===== RECORDS FOR THIS TASK =====
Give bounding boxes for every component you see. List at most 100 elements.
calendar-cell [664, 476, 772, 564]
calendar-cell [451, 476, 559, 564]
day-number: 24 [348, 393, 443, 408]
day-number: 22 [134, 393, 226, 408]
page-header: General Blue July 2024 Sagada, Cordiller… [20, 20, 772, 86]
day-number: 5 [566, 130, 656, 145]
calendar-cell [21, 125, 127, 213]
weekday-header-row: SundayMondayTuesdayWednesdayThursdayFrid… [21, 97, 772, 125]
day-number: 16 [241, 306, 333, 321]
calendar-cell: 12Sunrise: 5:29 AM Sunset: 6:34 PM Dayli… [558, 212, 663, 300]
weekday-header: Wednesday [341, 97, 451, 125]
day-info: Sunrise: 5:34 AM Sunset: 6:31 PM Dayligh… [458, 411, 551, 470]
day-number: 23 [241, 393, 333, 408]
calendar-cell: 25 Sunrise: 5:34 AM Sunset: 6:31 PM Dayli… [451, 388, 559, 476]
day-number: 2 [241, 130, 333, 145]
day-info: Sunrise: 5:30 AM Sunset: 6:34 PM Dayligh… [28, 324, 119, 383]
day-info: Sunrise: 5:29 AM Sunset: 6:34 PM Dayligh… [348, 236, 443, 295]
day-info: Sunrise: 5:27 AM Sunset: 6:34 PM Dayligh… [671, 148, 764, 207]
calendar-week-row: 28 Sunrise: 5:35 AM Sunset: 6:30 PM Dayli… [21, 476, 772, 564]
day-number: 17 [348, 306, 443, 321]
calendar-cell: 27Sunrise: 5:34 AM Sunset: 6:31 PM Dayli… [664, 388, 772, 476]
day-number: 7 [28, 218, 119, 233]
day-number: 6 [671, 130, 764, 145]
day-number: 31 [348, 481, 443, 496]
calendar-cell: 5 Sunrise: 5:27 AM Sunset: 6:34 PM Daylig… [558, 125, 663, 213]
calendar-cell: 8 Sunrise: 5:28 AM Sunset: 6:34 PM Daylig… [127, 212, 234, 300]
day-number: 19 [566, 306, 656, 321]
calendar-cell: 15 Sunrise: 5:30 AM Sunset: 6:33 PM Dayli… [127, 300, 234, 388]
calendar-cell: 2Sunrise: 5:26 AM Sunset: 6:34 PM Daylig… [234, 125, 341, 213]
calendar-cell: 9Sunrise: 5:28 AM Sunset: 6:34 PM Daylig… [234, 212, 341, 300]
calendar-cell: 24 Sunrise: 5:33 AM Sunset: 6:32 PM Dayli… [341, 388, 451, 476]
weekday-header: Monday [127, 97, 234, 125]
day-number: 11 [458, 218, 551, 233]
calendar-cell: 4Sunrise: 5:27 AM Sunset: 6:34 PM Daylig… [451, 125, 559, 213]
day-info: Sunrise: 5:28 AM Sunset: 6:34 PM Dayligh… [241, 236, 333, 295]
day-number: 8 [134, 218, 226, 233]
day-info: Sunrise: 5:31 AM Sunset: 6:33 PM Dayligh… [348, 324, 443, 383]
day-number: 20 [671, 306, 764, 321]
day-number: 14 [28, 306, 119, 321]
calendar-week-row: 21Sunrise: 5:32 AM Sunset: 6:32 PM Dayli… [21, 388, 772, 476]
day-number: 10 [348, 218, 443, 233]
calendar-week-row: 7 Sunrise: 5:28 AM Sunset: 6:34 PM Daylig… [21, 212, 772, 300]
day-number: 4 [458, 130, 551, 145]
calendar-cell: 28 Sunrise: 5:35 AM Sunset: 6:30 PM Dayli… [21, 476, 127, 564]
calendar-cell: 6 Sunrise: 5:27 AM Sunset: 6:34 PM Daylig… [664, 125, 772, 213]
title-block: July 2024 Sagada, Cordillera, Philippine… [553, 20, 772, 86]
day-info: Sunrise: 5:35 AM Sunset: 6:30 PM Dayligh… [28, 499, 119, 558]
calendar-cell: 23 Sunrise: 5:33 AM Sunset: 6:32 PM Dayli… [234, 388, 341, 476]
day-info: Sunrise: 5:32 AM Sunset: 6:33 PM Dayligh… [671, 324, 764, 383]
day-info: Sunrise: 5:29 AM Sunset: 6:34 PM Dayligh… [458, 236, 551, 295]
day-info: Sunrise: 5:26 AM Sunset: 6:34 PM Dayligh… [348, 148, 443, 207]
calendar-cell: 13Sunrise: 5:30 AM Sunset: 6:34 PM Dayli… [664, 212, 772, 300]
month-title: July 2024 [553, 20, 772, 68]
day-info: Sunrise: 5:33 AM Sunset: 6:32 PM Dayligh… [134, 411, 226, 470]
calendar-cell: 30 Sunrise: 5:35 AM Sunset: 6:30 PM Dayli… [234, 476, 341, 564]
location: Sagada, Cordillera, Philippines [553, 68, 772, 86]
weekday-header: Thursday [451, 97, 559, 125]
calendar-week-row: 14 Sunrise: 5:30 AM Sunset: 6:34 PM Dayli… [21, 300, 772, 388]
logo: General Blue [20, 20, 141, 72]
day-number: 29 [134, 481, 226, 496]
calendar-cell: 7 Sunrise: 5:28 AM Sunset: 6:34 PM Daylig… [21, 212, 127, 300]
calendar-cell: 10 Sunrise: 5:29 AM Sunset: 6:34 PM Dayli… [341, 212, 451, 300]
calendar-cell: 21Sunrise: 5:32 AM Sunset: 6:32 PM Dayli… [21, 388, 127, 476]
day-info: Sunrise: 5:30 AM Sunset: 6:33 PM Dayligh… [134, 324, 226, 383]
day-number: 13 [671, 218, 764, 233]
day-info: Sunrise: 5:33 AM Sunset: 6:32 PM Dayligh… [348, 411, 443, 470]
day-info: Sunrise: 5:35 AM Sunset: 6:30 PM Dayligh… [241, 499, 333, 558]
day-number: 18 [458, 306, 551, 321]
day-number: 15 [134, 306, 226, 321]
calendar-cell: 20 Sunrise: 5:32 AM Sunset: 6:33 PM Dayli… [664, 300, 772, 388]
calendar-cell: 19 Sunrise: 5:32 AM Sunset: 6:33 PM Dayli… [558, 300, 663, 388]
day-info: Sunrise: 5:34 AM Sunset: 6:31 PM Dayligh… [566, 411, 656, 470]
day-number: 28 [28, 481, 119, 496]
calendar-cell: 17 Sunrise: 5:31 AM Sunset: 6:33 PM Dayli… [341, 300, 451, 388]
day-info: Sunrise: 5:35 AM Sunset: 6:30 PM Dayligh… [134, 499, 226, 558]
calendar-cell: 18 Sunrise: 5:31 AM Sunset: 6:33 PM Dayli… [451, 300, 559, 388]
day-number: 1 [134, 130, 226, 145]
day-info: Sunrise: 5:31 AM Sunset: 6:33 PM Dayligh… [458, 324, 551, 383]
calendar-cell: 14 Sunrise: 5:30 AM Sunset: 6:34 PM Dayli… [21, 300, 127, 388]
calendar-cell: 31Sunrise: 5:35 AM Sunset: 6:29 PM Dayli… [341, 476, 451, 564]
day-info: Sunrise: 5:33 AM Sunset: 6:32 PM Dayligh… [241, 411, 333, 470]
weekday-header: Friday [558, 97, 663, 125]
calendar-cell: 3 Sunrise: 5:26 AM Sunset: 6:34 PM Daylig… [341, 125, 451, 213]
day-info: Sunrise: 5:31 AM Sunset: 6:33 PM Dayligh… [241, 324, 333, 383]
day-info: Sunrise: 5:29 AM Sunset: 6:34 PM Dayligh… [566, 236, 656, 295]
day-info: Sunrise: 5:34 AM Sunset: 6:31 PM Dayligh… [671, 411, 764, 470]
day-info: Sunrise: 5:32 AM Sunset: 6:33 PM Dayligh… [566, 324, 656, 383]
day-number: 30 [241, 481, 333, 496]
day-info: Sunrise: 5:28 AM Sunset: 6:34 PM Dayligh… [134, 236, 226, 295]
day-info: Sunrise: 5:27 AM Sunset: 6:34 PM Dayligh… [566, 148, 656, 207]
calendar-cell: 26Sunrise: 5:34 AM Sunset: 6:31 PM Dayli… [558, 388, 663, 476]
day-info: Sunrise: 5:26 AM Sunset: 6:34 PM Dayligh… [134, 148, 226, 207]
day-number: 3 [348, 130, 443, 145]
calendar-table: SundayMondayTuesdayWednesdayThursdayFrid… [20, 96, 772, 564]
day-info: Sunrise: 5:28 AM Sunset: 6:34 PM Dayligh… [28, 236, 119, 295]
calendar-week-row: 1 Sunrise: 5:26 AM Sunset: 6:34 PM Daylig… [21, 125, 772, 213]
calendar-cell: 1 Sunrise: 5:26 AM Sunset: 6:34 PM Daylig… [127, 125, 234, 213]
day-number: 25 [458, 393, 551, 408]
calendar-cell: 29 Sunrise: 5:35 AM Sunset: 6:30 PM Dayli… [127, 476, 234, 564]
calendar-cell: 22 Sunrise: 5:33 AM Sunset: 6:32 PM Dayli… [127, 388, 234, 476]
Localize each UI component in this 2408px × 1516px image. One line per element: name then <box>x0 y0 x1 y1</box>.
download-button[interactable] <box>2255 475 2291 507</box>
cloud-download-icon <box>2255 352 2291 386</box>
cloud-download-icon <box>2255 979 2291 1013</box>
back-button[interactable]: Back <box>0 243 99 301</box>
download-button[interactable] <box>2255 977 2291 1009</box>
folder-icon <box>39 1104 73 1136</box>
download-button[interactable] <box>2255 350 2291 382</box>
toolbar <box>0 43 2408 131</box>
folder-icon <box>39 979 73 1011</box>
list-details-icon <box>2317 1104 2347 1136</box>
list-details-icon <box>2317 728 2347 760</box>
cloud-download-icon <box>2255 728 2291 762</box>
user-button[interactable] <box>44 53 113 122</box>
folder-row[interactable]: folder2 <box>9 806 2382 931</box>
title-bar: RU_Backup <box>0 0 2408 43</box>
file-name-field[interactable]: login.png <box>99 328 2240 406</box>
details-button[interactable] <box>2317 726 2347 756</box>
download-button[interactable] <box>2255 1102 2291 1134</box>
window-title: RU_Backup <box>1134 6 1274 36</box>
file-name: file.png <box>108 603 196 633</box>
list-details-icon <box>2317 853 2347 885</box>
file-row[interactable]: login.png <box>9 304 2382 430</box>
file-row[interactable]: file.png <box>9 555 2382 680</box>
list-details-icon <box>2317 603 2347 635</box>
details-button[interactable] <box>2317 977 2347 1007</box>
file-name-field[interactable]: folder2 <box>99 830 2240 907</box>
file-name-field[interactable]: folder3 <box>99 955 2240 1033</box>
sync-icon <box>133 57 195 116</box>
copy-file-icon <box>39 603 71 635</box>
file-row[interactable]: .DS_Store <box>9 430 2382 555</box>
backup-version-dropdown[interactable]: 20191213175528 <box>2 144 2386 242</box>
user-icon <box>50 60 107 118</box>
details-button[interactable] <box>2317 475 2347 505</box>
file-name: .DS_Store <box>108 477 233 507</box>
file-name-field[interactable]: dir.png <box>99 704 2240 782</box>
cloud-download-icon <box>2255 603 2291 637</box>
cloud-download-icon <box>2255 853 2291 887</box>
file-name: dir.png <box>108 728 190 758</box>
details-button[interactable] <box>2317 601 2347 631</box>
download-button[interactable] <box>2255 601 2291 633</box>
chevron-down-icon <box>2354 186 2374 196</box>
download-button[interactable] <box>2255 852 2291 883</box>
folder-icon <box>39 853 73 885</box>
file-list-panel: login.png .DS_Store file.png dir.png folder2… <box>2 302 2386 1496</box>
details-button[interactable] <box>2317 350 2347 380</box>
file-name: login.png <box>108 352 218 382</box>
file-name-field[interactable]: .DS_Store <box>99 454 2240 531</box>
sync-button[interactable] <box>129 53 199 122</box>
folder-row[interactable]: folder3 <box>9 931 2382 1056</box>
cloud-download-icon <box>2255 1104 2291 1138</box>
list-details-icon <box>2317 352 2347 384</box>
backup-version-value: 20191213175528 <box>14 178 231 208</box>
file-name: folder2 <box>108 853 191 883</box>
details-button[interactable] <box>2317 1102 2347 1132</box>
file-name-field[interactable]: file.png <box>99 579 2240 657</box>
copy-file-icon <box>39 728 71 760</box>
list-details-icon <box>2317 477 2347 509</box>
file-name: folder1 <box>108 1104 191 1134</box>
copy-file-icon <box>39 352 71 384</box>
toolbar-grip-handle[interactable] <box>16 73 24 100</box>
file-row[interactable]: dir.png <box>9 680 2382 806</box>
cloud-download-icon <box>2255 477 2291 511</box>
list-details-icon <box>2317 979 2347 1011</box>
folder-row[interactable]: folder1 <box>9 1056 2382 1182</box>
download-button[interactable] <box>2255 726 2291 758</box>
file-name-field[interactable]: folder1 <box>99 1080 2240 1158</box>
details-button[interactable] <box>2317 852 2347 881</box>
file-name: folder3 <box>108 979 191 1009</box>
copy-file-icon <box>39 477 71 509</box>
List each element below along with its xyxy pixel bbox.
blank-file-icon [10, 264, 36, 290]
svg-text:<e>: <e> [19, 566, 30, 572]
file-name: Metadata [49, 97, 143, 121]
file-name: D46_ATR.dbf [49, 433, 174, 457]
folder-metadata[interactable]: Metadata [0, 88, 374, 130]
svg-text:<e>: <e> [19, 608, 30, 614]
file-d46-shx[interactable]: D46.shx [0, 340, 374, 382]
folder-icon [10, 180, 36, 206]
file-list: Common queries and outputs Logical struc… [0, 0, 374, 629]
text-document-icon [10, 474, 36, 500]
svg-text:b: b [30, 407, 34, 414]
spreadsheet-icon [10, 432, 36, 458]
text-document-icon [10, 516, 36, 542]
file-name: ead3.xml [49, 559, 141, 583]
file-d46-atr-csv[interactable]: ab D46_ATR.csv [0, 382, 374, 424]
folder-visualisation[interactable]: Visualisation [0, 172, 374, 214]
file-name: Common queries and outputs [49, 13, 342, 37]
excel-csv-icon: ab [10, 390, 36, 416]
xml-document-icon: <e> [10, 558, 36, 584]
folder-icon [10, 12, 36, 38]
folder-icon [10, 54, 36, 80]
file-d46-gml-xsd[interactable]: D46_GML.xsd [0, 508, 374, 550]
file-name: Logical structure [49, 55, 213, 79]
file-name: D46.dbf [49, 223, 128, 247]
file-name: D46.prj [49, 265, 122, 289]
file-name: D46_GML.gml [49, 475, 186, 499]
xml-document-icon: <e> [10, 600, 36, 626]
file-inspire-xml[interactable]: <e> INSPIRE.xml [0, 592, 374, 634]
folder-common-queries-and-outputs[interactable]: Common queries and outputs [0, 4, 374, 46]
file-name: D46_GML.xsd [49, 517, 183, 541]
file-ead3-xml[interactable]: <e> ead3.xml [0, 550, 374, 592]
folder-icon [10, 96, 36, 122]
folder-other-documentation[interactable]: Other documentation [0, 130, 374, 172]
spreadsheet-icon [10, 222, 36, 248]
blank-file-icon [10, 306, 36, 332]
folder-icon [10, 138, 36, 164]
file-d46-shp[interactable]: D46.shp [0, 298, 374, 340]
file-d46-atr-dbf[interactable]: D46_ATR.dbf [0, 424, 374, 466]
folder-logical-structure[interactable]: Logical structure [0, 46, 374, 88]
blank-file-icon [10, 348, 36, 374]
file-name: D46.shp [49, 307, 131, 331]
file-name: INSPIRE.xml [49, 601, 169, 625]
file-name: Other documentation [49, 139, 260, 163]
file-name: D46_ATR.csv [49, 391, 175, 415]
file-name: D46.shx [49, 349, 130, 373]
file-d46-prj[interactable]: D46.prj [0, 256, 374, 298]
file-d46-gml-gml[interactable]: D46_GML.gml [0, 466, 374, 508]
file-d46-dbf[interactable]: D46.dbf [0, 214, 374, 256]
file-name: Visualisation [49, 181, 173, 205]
=====
TASK BRIEF
Copy the entries from their first line through the line containing "236, 443, 295]", including that line.

RESPONSE TO THIS EXERCISE
Give bounding boxes for every component you see. List at most 100 elements.
calendar-cell [664, 476, 772, 564]
calendar-cell [451, 476, 559, 564]
day-number: 24 [348, 393, 443, 408]
day-number: 22 [134, 393, 226, 408]
page-header: General Blue July 2024 Sagada, Cordiller… [20, 20, 772, 86]
day-number: 5 [566, 130, 656, 145]
calendar-cell [21, 125, 127, 213]
weekday-header-row: SundayMondayTuesdayWednesdayThursdayFrid… [21, 97, 772, 125]
day-number: 16 [241, 306, 333, 321]
calendar-cell: 12Sunrise: 5:29 AM Sunset: 6:34 PM Dayli… [558, 212, 663, 300]
weekday-header: Wednesday [341, 97, 451, 125]
day-info: Sunrise: 5:34 AM Sunset: 6:31 PM Dayligh… [458, 411, 551, 470]
day-number: 23 [241, 393, 333, 408]
calendar-cell: 25 Sunrise: 5:34 AM Sunset: 6:31 PM Dayli… [451, 388, 559, 476]
day-number: 2 [241, 130, 333, 145]
day-info: Sunrise: 5:30 AM Sunset: 6:34 PM Dayligh… [28, 324, 119, 383]
day-info: Sunrise: 5:29 AM Sunset: 6:34 PM Dayligh… [348, 236, 443, 295]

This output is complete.